◆ **STATED GOAL**: Reading down the listing below, count the lines where the word "Services" shows up, then give only that count.

• • • • • • •

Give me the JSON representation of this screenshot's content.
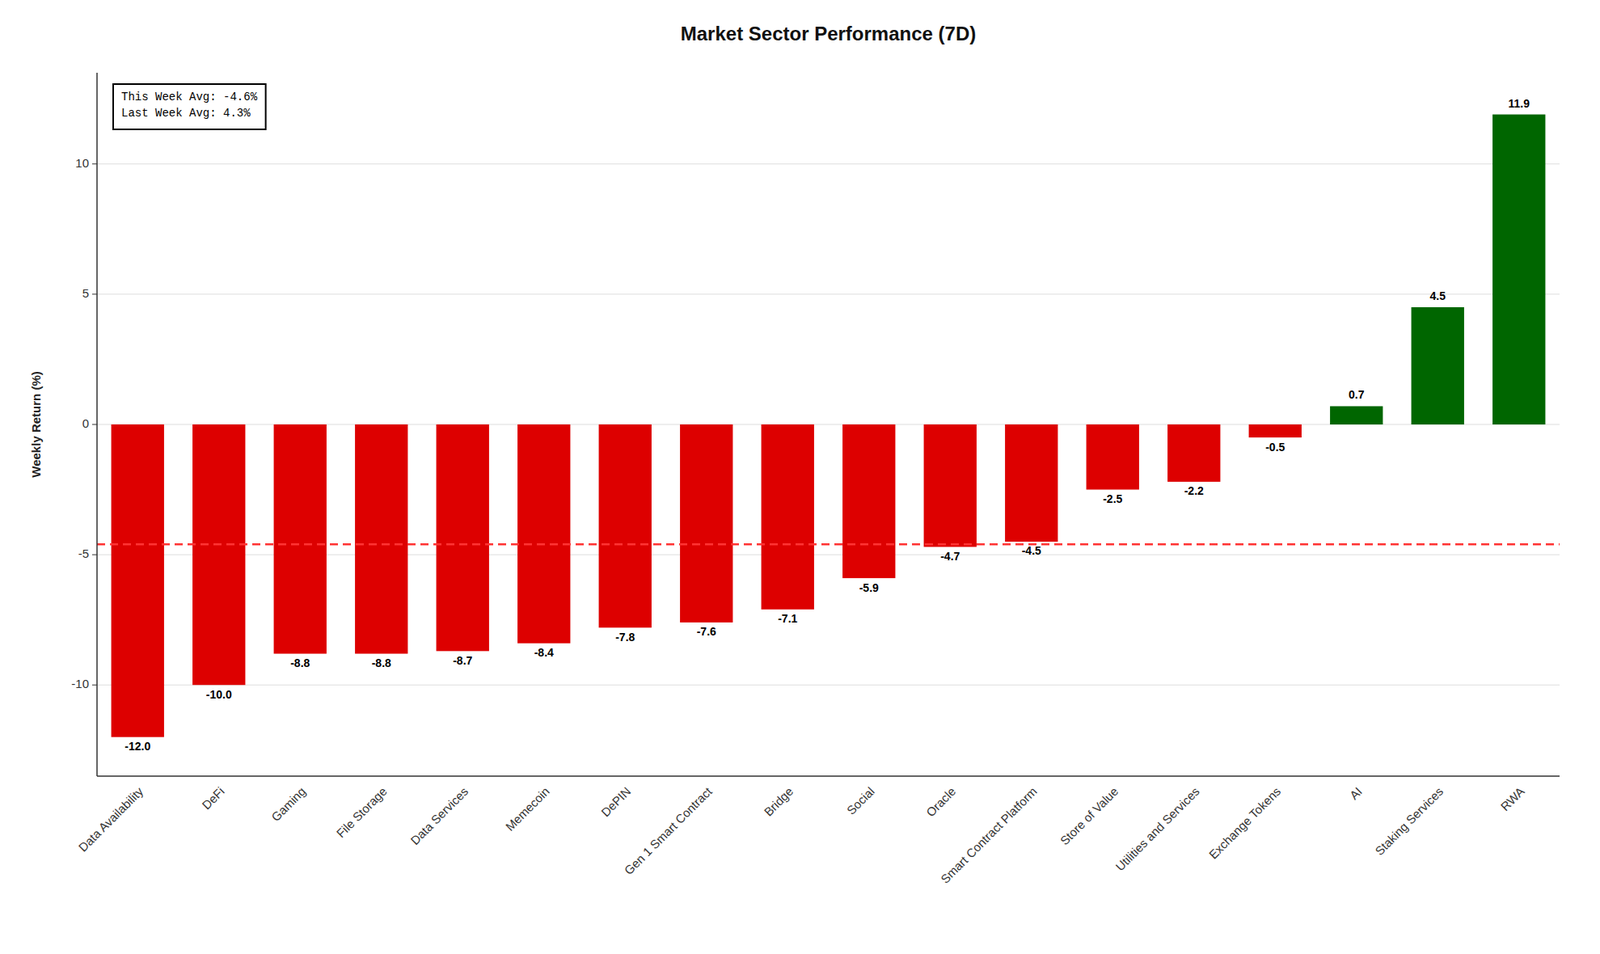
{
  "chart_data": {
    "type": "bar",
    "title": "Market Sector Performance (7D)",
    "ylabel": "Weekly Return (%)",
    "categories": [
      "Data Availability",
      "DeFi",
      "Gaming",
      "File Storage",
      "Data Services",
      "Memecoin",
      "DePIN",
      "Gen 1 Smart Contract",
      "Bridge",
      "Social",
      "Oracle",
      "Smart Contract Platform",
      "Store of Value",
      "Utilities and Services",
      "Exchange Tokens",
      "AI",
      "Staking Services",
      "RWA"
    ],
    "values": [
      -12.0,
      -10.0,
      -8.8,
      -8.8,
      -8.7,
      -8.4,
      -7.8,
      -7.6,
      -7.1,
      -5.9,
      -4.7,
      -4.5,
      -2.5,
      -2.2,
      -0.5,
      0.7,
      4.5,
      11.9
    ],
    "value_labels": [
      "-12.0",
      "-10.0",
      "-8.8",
      "-8.8",
      "-8.7",
      "-8.4",
      "-7.8",
      "-7.6",
      "-7.1",
      "-5.9",
      "-4.7",
      "-4.5",
      "-2.5",
      "-2.2",
      "-0.5",
      "0.7",
      "4.5",
      "11.9"
    ],
    "colors": [
      "#dd0000",
      "#dd0000",
      "#dd0000",
      "#dd0000",
      "#dd0000",
      "#dd0000",
      "#dd0000",
      "#dd0000",
      "#dd0000",
      "#dd0000",
      "#dd0000",
      "#dd0000",
      "#dd0000",
      "#dd0000",
      "#dd0000",
      "#006600",
      "#006600",
      "#006600"
    ],
    "reference_line": {
      "value": -4.6,
      "color": "#ff3333",
      "line_style": "dashed"
    },
    "annotations": [
      "This Week Avg: -4.6%",
      "Last Week Avg: 4.3%"
    ],
    "ylim": [
      -13.5,
      13.5
    ],
    "yticks": [
      -10,
      -5,
      0,
      5,
      10
    ],
    "grid": true,
    "data_labels": true
  }
}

• • • • • • •

◆ **FULL RESPONSE**: 3